Record list:
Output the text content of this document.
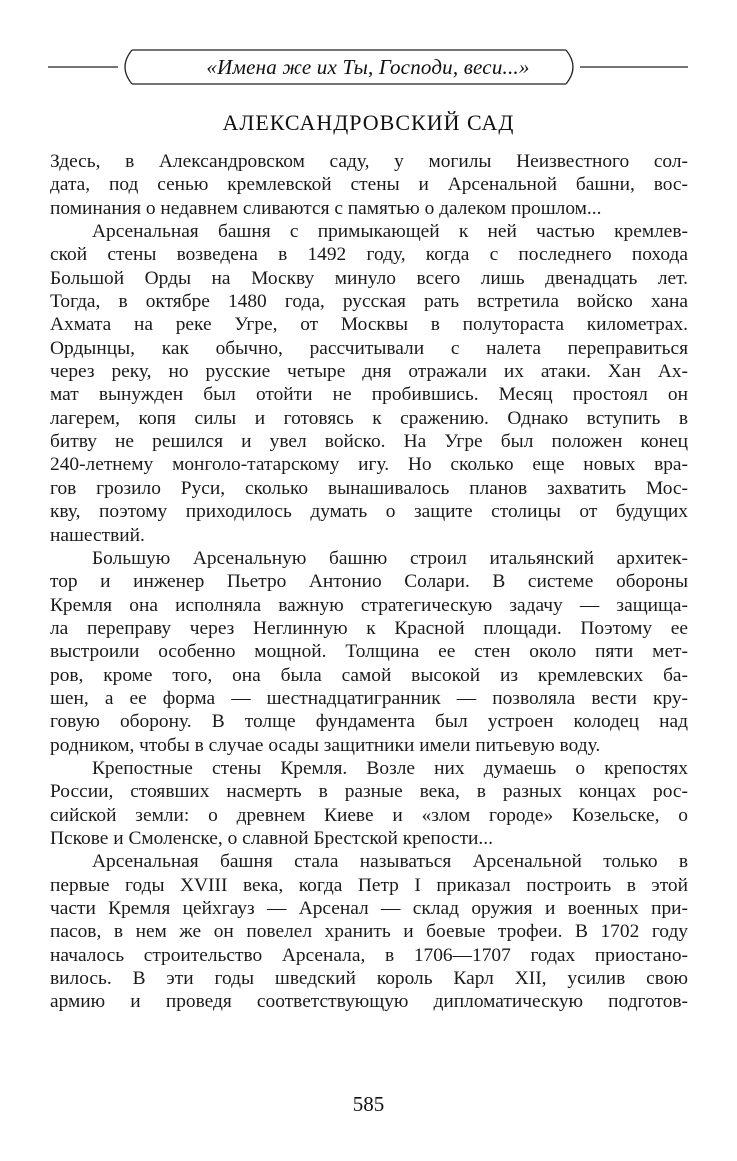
«Имена же их Ты, Господи, веси...»
АЛЕКСАНДРОВСКИЙ САД
Здесь, в Александровском саду, у могилы Неизвестного сол-
дата, под сенью кремлевской стены и Арсенальной башни, вос-
поминания о недавнем сливаются с памятью о далеком прошлом...
Арсенальная башня с примыкающей к ней частью кремлев-
ской стены возведена в 1492 году, когда с последнего похода
Большой Орды на Москву минуло всего лишь двенадцать лет.
Тогда, в октябре 1480 года, русская рать встретила войско хана
Ахмата на реке Угре, от Москвы в полутораста километрах.
Ордынцы, как обычно, рассчитывали с налета переправиться
через реку, но русские четыре дня отражали их атаки. Хан Ах-
мат вынужден был отойти не пробившись. Месяц простоял он
лагерем, копя силы и готовясь к сражению. Однако вступить в
битву не решился и увел войско. На Угре был положен конец
240-летнему монголо-татарскому игу. Но сколько еще новых вра-
гов грозило Руси, сколько вынашивалось планов захватить Мос-
кву, поэтому приходилось думать о защите столицы от будущих
нашествий.
Большую Арсенальную башню строил итальянский архитек-
тор и инженер Пьетро Антонио Солари. В системе обороны
Кремля она исполняла важную стратегическую задачу — защища-
ла переправу через Неглинную к Красной площади. Поэтому ее
выстроили особенно мощной. Толщина ее стен около пяти мет-
ров, кроме того, она была самой высокой из кремлевских ба-
шен, а ее форма — шестнадцатигранник — позволяла вести кру-
говую оборону. В толще фундамента был устроен колодец над
родником, чтобы в случае осады защитники имели питьевую воду.
Крепостные стены Кремля. Возле них думаешь о крепостях
России, стоявших насмерть в разные века, в разных концах рос-
сийской земли: о древнем Киеве и «злом городе» Козельске, о
Пскове и Смоленске, о славной Брестской крепости...
Арсенальная башня стала называться Арсенальной только в
первые годы XVIII века, когда Петр I приказал построить в этой
части Кремля цейхгауз — Арсенал — склад оружия и военных при-
пасов, в нем же он повелел хранить и боевые трофеи. В 1702 году
началось строительство Арсенала, в 1706—1707 годах приостано-
вилось. В эти годы шведский король Карл XII, усилив свою
армию и проведя соответствующую дипломатическую подготов-
585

The request: Give the material again exactly as it is, but keep the pictures out.

The result:
Output the text content of this document.
«Имена же их Ты, Господи, веси...»
АЛЕКСАНДРОВСКИЙ САД
Здесь, в Александровском саду, у могилы Неизвестного сол-
дата, под сенью кремлевской стены и Арсенальной башни, вос-
поминания о недавнем сливаются с памятью о далеком прошлом...
Арсенальная башня с примыкающей к ней частью кремлев-
ской стены возведена в 1492 году, когда с последнего похода
Большой Орды на Москву минуло всего лишь двенадцать лет.
Тогда, в октябре 1480 года, русская рать встретила войско хана
Ахмата на реке Угре, от Москвы в полутораста километрах.
Ордынцы, как обычно, рассчитывали с налета переправиться
через реку, но русские четыре дня отражали их атаки. Хан Ах-
мат вынужден был отойти не пробившись. Месяц простоял он
лагерем, копя силы и готовясь к сражению. Однако вступить в
битву не решился и увел войско. На Угре был положен конец
240-летнему монголо-татарскому игу. Но сколько еще новых вра-
гов грозило Руси, сколько вынашивалось планов захватить Мос-
кву, поэтому приходилось думать о защите столицы от будущих
нашествий.
Большую Арсенальную башню строил итальянский архитек-
тор и инженер Пьетро Антонио Солари. В системе обороны
Кремля она исполняла важную стратегическую задачу — защища-
ла переправу через Неглинную к Красной площади. Поэтому ее
выстроили особенно мощной. Толщина ее стен около пяти мет-
ров, кроме того, она была самой высокой из кремлевских ба-
шен, а ее форма — шестнадцатигранник — позволяла вести кру-
говую оборону. В толще фундамента был устроен колодец над
родником, чтобы в случае осады защитники имели питьевую воду.
Крепостные стены Кремля. Возле них думаешь о крепостях
России, стоявших насмерть в разные века, в разных концах рос-
сийской земли: о древнем Киеве и «злом городе» Козельске, о
Пскове и Смоленске, о славной Брестской крепости...
Арсенальная башня стала называться Арсенальной только в
первые годы XVIII века, когда Петр I приказал построить в этой
части Кремля цейхгауз — Арсенал — склад оружия и военных при-
пасов, в нем же он повелел хранить и боевые трофеи. В 1702 году
началось строительство Арсенала, в 1706—1707 годах приостано-
вилось. В эти годы шведский король Карл XII, усилив свою
армию и проведя соответствующую дипломатическую подготов-
585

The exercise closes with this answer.